-- Start DATA FOR THE TASK --

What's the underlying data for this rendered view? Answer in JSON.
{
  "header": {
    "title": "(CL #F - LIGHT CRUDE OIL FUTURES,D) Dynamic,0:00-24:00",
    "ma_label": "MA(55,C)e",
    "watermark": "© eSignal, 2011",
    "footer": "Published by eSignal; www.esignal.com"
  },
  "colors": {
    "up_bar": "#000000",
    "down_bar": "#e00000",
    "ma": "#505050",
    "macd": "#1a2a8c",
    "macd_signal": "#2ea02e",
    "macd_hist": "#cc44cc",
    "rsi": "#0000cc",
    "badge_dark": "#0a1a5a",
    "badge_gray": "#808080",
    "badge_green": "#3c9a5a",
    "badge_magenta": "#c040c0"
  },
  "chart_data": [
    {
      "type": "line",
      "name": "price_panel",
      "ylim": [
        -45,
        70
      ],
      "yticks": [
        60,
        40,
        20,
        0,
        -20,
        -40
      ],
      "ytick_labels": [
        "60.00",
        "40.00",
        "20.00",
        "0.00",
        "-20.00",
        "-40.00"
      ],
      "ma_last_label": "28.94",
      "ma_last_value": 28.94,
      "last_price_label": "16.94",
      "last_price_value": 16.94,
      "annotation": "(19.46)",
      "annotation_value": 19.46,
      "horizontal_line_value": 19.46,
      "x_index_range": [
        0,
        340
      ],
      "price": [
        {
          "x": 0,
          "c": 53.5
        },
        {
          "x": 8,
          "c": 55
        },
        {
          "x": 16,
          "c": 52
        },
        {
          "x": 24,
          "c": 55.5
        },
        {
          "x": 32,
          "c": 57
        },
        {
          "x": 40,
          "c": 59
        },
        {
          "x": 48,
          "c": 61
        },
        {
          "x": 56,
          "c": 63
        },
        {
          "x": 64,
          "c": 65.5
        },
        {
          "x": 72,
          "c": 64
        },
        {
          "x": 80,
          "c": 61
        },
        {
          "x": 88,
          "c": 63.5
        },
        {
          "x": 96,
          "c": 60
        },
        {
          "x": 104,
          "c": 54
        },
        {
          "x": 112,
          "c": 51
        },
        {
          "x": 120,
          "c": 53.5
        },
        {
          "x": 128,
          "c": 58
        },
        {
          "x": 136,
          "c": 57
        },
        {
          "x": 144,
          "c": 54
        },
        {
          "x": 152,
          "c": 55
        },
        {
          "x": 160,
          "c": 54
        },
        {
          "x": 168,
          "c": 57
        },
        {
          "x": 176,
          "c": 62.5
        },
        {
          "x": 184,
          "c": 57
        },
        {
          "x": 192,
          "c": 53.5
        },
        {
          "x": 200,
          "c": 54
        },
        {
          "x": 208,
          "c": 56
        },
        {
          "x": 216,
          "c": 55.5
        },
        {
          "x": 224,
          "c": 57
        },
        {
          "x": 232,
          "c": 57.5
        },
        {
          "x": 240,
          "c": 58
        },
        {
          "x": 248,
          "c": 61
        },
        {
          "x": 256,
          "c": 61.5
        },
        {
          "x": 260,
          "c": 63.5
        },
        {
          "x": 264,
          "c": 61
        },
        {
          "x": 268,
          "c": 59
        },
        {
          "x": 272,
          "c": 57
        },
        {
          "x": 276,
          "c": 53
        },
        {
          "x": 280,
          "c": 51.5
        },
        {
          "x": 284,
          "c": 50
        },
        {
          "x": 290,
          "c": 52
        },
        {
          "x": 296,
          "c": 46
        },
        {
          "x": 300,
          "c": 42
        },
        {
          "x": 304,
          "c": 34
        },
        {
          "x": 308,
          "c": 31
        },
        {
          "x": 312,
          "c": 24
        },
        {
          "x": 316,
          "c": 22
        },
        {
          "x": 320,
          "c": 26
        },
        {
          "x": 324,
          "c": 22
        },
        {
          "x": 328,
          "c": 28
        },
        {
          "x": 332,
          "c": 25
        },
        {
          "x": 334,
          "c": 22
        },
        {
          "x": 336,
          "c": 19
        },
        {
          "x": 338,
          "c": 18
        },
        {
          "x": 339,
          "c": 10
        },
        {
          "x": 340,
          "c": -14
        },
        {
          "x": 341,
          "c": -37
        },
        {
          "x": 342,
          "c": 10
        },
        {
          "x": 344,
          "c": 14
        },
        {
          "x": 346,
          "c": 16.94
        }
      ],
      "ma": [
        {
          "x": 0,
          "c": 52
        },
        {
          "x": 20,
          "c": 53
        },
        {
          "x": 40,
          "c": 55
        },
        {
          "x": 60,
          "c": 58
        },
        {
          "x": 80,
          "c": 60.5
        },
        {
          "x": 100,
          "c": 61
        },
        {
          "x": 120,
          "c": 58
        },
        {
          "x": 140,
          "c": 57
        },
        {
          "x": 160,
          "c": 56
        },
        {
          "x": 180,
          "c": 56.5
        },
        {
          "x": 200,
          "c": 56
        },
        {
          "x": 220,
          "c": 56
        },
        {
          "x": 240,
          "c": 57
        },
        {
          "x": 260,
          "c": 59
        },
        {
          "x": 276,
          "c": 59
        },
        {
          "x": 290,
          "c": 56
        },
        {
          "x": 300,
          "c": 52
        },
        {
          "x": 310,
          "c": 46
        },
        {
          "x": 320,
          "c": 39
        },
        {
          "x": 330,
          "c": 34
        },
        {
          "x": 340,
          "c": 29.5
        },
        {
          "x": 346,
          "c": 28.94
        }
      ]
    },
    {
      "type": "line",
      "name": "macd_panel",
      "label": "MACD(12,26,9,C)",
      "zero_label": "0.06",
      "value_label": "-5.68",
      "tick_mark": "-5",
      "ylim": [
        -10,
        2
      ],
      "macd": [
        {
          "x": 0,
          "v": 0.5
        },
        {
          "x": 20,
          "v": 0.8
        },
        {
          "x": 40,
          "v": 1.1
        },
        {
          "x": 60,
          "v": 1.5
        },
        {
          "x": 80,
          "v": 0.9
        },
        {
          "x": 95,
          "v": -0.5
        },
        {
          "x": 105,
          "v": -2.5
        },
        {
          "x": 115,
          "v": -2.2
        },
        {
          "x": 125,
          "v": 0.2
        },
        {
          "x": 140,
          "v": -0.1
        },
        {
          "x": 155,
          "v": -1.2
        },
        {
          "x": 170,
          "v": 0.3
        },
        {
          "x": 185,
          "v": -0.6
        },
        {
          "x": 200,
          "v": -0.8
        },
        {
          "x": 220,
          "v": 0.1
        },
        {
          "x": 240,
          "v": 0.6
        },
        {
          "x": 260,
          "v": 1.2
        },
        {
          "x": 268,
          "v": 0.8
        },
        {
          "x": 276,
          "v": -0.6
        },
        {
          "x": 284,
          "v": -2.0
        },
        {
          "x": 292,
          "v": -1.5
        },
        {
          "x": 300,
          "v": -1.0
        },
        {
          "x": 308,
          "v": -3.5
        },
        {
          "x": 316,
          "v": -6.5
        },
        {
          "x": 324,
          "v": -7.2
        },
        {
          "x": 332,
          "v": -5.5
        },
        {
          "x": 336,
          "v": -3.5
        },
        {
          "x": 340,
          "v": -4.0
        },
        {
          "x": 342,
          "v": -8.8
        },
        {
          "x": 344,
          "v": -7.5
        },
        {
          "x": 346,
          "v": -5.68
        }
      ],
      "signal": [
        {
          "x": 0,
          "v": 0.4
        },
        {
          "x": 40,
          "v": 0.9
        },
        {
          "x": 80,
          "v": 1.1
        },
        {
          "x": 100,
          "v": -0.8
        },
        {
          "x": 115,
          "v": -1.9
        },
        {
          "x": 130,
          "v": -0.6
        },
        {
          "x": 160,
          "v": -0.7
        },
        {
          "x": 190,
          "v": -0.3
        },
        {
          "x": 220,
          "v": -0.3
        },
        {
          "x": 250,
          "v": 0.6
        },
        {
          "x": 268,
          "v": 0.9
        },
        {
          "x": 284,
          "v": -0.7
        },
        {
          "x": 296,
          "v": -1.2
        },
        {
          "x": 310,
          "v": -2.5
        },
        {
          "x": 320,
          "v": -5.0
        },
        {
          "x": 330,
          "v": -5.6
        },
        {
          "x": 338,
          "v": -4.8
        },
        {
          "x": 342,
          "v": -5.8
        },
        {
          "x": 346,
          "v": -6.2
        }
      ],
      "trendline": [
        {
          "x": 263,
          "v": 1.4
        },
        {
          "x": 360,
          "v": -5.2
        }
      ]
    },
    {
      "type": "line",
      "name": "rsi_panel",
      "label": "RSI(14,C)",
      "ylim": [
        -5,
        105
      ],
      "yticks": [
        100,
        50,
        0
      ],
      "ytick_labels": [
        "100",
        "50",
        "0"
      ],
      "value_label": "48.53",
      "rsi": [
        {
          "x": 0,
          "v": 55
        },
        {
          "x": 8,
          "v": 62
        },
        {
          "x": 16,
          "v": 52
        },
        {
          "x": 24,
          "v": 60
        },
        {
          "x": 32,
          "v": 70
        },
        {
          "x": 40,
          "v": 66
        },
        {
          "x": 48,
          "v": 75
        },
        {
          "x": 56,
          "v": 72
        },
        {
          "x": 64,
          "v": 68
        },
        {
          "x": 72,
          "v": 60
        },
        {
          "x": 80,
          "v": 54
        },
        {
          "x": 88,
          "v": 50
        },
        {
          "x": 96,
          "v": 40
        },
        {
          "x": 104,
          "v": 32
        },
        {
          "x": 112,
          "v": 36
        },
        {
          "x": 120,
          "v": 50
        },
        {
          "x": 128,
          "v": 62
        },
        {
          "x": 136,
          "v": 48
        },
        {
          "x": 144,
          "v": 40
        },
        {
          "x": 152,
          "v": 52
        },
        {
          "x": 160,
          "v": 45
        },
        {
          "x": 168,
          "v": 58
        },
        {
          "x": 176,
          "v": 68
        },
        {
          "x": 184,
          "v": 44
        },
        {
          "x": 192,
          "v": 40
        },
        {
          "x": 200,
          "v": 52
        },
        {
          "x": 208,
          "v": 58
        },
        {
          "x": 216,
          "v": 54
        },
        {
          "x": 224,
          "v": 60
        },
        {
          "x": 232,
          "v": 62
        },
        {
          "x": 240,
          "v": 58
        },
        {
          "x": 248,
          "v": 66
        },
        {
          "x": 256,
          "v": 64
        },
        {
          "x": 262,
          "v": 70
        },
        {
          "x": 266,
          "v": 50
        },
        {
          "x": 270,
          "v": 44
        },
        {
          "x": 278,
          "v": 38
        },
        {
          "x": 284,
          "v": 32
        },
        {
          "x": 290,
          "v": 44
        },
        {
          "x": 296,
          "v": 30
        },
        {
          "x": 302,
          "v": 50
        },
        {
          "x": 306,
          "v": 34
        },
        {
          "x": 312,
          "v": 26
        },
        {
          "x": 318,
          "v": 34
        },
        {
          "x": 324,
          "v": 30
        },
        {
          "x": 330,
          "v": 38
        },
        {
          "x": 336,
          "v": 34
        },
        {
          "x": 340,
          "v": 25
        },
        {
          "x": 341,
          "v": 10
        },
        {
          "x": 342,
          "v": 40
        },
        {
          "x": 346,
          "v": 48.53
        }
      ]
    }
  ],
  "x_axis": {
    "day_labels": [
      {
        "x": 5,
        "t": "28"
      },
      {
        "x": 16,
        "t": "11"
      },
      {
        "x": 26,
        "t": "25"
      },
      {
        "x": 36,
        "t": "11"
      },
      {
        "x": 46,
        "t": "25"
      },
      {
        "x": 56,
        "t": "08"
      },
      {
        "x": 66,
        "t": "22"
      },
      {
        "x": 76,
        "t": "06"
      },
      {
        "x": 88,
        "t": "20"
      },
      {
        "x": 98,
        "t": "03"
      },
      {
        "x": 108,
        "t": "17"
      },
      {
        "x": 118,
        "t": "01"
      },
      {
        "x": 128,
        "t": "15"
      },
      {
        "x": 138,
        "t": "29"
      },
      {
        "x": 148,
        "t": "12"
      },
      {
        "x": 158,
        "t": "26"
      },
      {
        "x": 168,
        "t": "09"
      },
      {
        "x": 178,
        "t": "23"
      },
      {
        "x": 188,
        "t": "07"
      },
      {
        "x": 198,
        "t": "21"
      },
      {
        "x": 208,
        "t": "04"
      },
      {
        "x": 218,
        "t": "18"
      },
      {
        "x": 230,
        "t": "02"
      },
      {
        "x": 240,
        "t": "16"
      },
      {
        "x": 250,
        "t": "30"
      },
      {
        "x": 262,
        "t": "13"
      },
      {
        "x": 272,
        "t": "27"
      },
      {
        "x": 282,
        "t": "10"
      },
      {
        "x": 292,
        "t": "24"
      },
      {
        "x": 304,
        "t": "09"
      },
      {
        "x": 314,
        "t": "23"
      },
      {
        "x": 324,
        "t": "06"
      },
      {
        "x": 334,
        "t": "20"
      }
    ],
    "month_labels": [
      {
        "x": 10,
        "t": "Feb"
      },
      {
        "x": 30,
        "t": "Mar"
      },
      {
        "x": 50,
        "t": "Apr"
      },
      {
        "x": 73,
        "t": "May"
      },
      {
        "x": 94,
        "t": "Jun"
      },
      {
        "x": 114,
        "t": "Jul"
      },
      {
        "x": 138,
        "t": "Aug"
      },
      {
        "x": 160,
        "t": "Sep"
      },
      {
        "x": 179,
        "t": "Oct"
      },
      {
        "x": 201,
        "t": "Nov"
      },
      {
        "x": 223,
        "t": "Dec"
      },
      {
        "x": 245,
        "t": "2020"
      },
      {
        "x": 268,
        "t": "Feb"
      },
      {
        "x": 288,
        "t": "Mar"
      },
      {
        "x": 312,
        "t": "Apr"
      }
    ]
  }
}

-- End DATA FOR THE TASK --

■ WHAT TO WORK ON
Only a number is wanted: how many lines of the material include the word "name".

■ ANSWER TO THIS TASK
3